Lines of data

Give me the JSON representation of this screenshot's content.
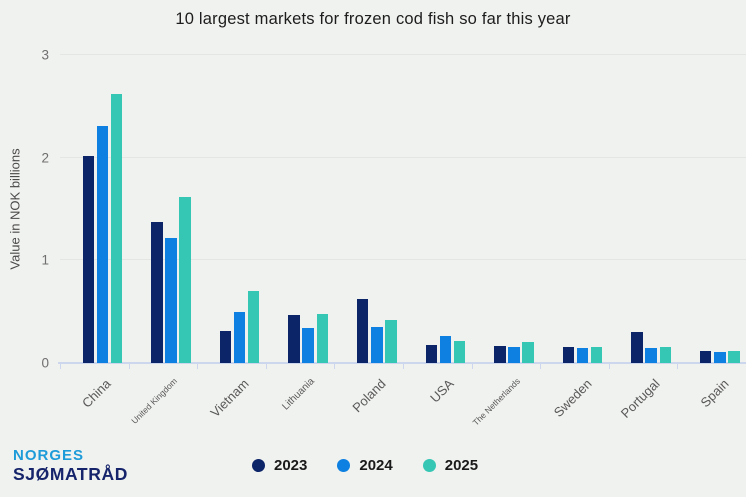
{
  "title": "10 largest markets for frozen cod fish so far this year",
  "logo": {
    "line1": "NORGES",
    "line2": "SJØMATRÅD"
  },
  "colors": {
    "background": "#f0f2ef",
    "gridline": "#e3e6e2",
    "axis_line": "#ccd6ec",
    "title_text": "#1d1d1d",
    "tick_text": "#6f6f6f",
    "category_text": "#595959",
    "legend_text": "#1a1a1a",
    "logo_blue": "#1e9bd9",
    "logo_navy": "#16246b",
    "series_2023": "#0c2468",
    "series_2024": "#0d80e2",
    "series_2025": "#35c6b4"
  },
  "chart_data": {
    "type": "bar",
    "title": "10 largest markets for frozen cod fish so far this year",
    "xlabel": "",
    "ylabel": "Value in NOK billions",
    "ylim": [
      0,
      3
    ],
    "yticks": [
      0,
      1,
      2,
      3
    ],
    "grid": true,
    "legend_position": "bottom",
    "categories": [
      "China",
      "United Kingdom",
      "Vietnam",
      "Lithuania",
      "Poland",
      "USA",
      "The Netherlands",
      "Sweden",
      "Portugal",
      "Spain"
    ],
    "series": [
      {
        "name": "2023",
        "color": "#0c2468",
        "values": [
          2.02,
          1.37,
          0.31,
          0.47,
          0.62,
          0.18,
          0.17,
          0.16,
          0.3,
          0.12
        ]
      },
      {
        "name": "2024",
        "color": "#0d80e2",
        "values": [
          2.31,
          1.22,
          0.5,
          0.34,
          0.35,
          0.26,
          0.16,
          0.15,
          0.15,
          0.11
        ]
      },
      {
        "name": "2025",
        "color": "#35c6b4",
        "values": [
          2.62,
          1.62,
          0.7,
          0.48,
          0.42,
          0.21,
          0.2,
          0.16,
          0.16,
          0.12
        ]
      }
    ]
  }
}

— TASK TO COMPLETE —
Return all lines with the word "fish" in them.

— EXERCISE SOLUTION —
  "title": "10 largest markets for frozen cod fish so far this year",
    "title": "10 largest markets for frozen cod fish so far this year",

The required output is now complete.